[Dataset records]
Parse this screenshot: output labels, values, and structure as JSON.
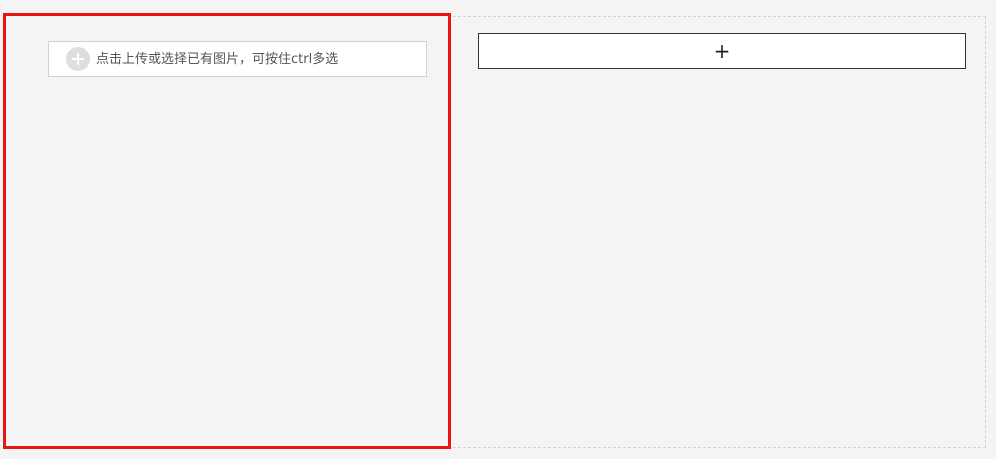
{
  "left_panel": {
    "upload_button_label": "点击上传或选择已有图片，可按住ctrl多选",
    "upload_icon": "plus-circle-icon"
  },
  "right_panel": {
    "add_button_symbol": "+",
    "add_icon": "plus-icon"
  },
  "colors": {
    "background": "#f4f4f4",
    "highlight_border": "#e81515",
    "dashed_border": "#d4d4d4",
    "button_border_left": "#d2d2d2",
    "button_border_right": "#333333",
    "label_text": "#555555"
  }
}
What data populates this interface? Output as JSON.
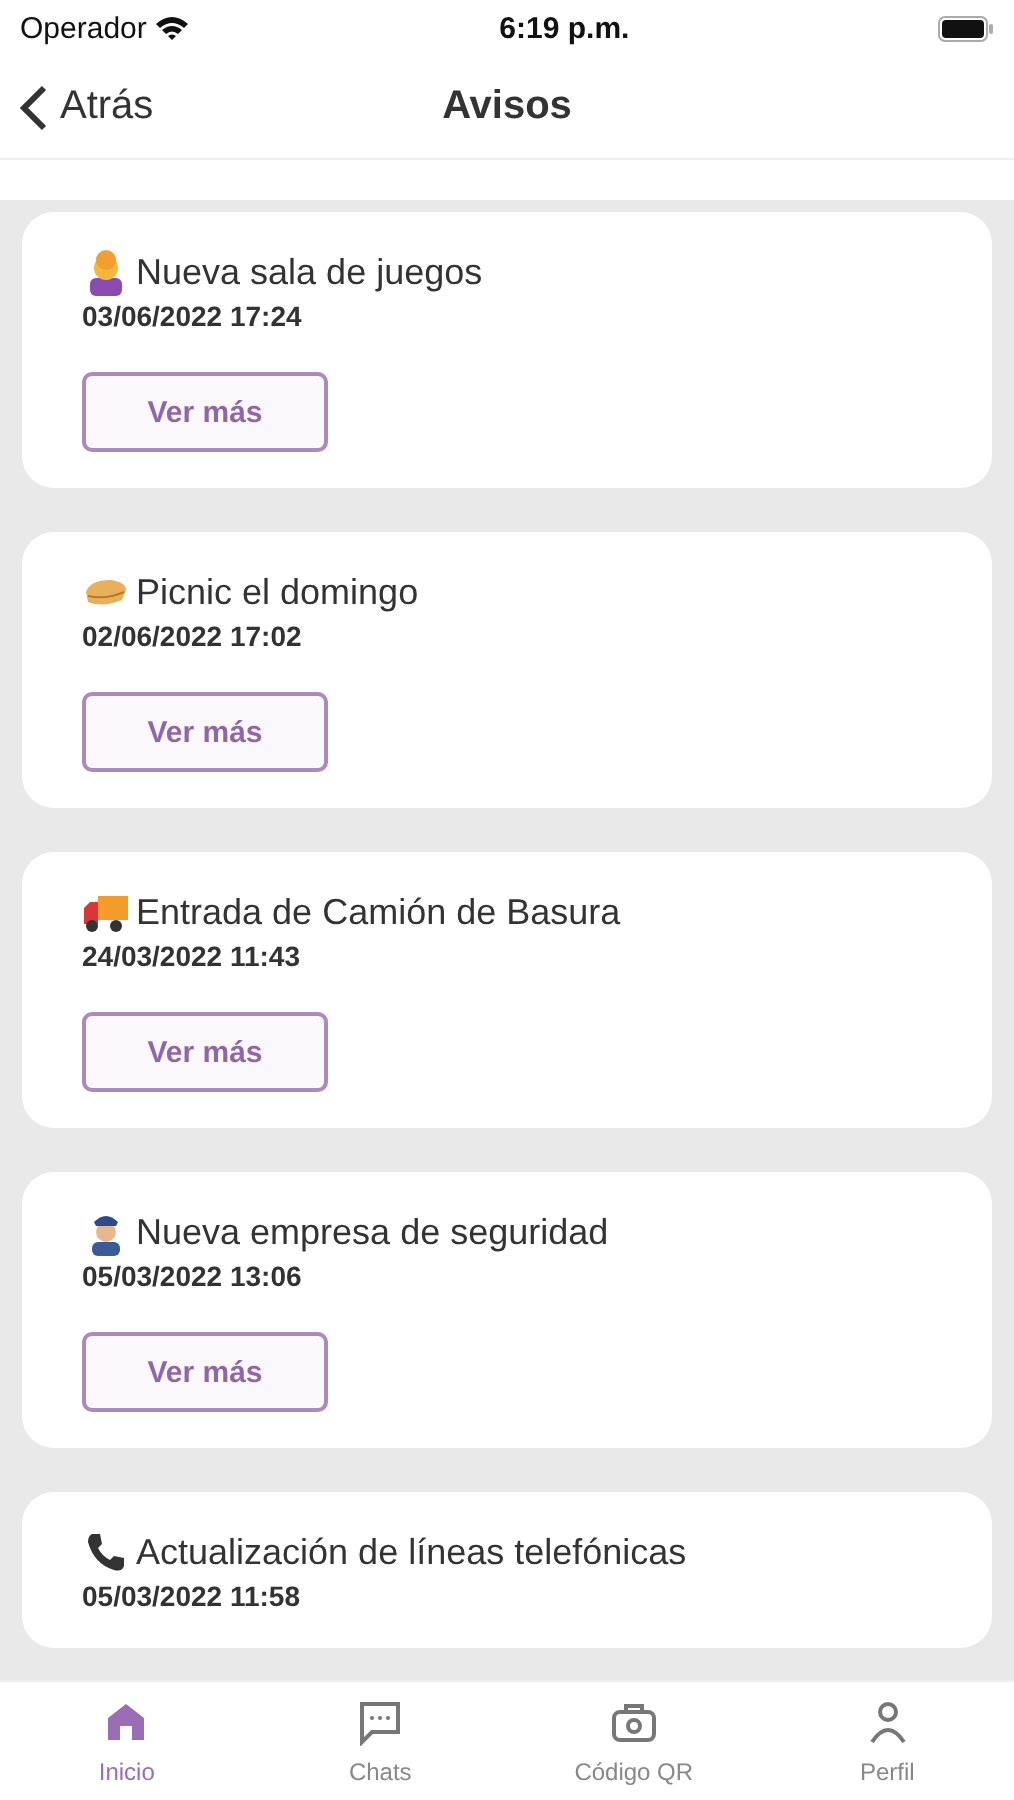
{
  "status_bar": {
    "carrier": "Operador",
    "time": "6:19 p.m."
  },
  "nav_bar": {
    "back": "Atrás",
    "title": "Avisos"
  },
  "notices": [
    {
      "title": "Nueva sala de juegos",
      "date": "03/06/2022 17:24",
      "button": "Ver más"
    },
    {
      "title": "Picnic el domingo",
      "date": "02/06/2022 17:02",
      "button": "Ver más"
    },
    {
      "title": "Entrada de Camión de Basura",
      "date": "24/03/2022 11:43",
      "button": "Ver más"
    },
    {
      "title": "Nueva empresa de seguridad",
      "date": "05/03/2022 13:06",
      "button": "Ver más"
    },
    {
      "title": "Actualización de líneas telefónicas",
      "date": "05/03/2022 11:58"
    }
  ],
  "tab_bar": [
    {
      "label": "Inicio",
      "selected": true
    },
    {
      "label": "Chats",
      "selected": false
    },
    {
      "label": "Código QR",
      "selected": false
    },
    {
      "label": "Perfil",
      "selected": false
    }
  ]
}
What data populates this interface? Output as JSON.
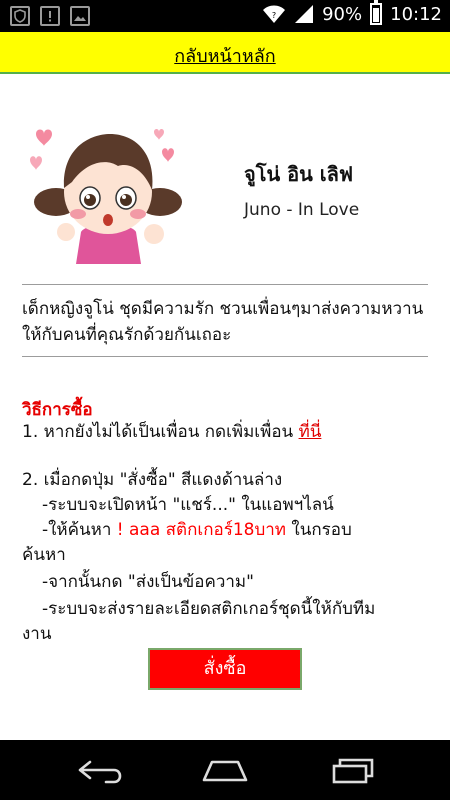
{
  "status_bar": {
    "battery_text": "90%",
    "time": "10:12"
  },
  "header": {
    "back_link": "กลับหน้าหลัก"
  },
  "sticker": {
    "title_th": "จูโน่ อิน เลิฟ",
    "title_en": "Juno - In Love"
  },
  "description": "เด็กหญิงจูโน่ ชุดมีความรัก ชวนเพื่อนๆมาส่งความหวานให้กับคนที่คุณรักด้วยกันเถอะ",
  "howto": {
    "title": "วิธีการซื้อ",
    "step1_prefix": "1. หากยังไม่ได้เป็นเพื่อน กดเพิ่มเพื่อน ",
    "step1_link": "ที่นี่",
    "step2_line1": "2. เมื่อกดปุ่ม \"สั่งซื้อ\" สีแดงด้านล่าง",
    "step2_line2": "-ระบบจะเปิดหน้า \"แชร์...\" ในแอพฯไลน์",
    "step2_line3_prefix": "-ให้ค้นหา ",
    "step2_line3_highlight": "! aaa สติกเกอร์18บาท",
    "step2_line3_suffix": " ในกรอบ",
    "step2_line4": "ค้นหา",
    "step2_line5": "-จากนั้นกด \"ส่งเป็นข้อความ\"",
    "step2_line6": "-ระบบจะส่งรายละเอียดสติกเกอร์ชุดนี้ให้กับทีม",
    "step2_line7": "งาน"
  },
  "order_button": "สั่งซื้อ",
  "icons": {
    "status_left": [
      "shield-icon",
      "alert-icon",
      "image-icon"
    ],
    "status_right": [
      "wifi-icon",
      "signal-icon",
      "battery-icon"
    ],
    "nav": [
      "back-icon",
      "home-icon",
      "recent-apps-icon"
    ]
  },
  "colors": {
    "header_bg": "#ffff00",
    "accent_red": "#ff0000",
    "header_border": "#55b04a"
  }
}
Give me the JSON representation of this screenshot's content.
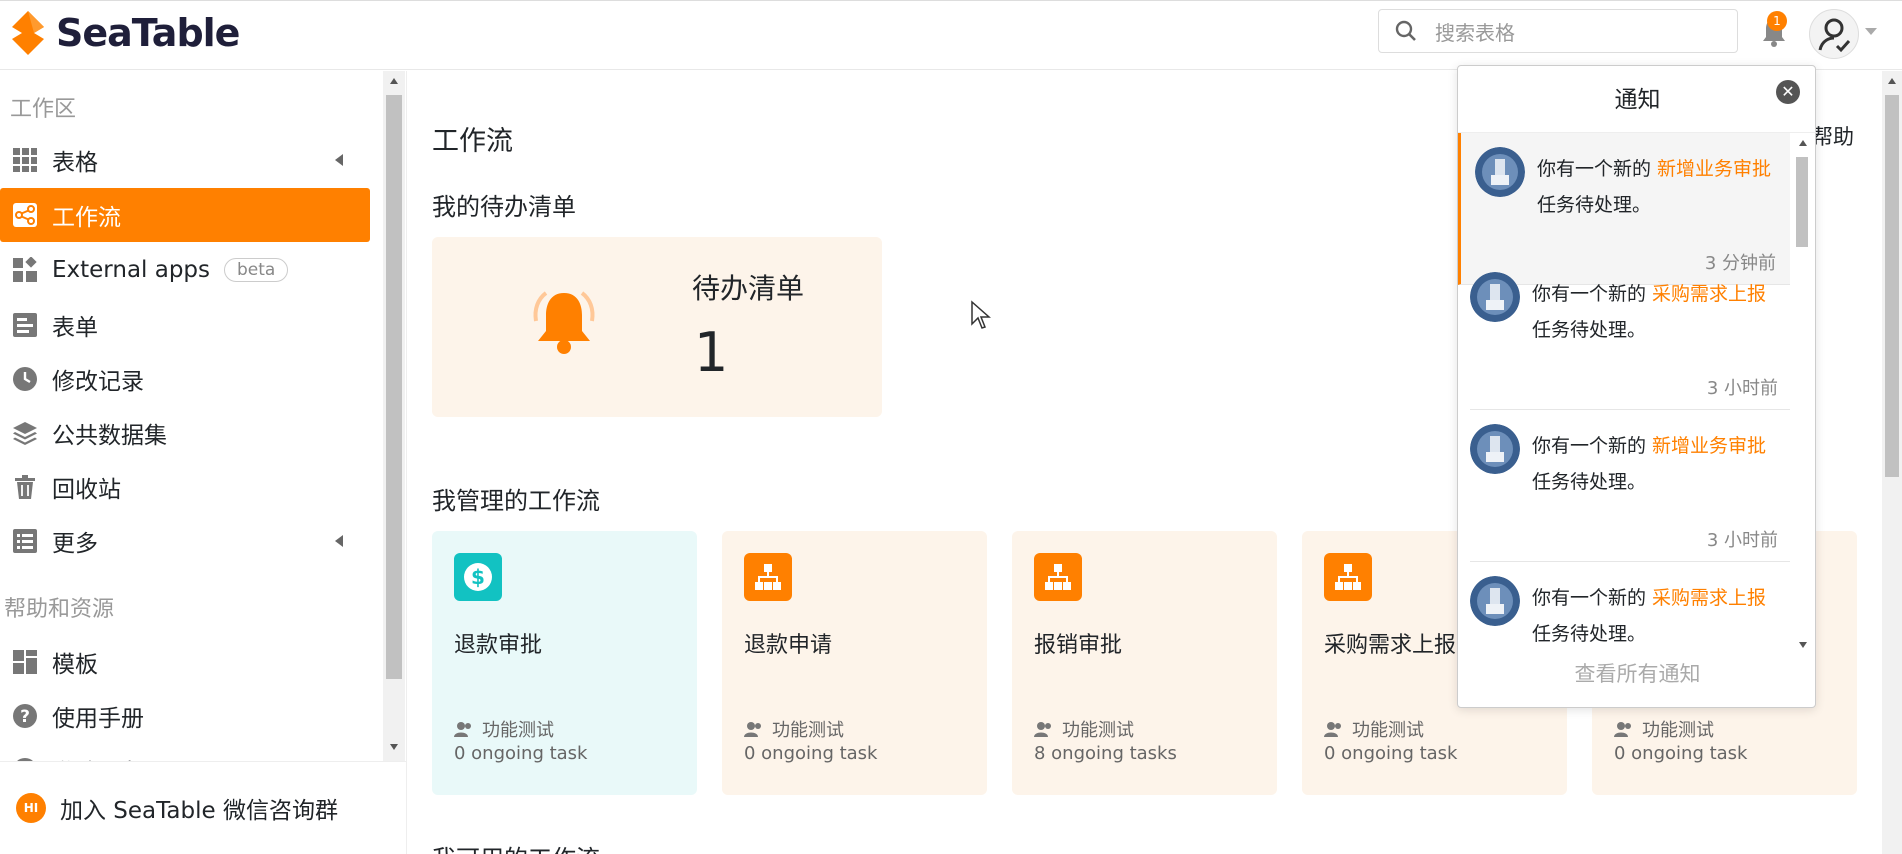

§ **PROBLEM DESCRIPTION**
Pick each line holding the word "date" out of the data and copy it.

§ **WRITTEN SOLUTION**
      "date": "03/06/2022 17:24",
      "date": "02/06/2022 17:02",
      "date": "24/03/2022 11:43",
      "date": "05/03/2022 13:06",
      "date": "05/03/2022 11:58"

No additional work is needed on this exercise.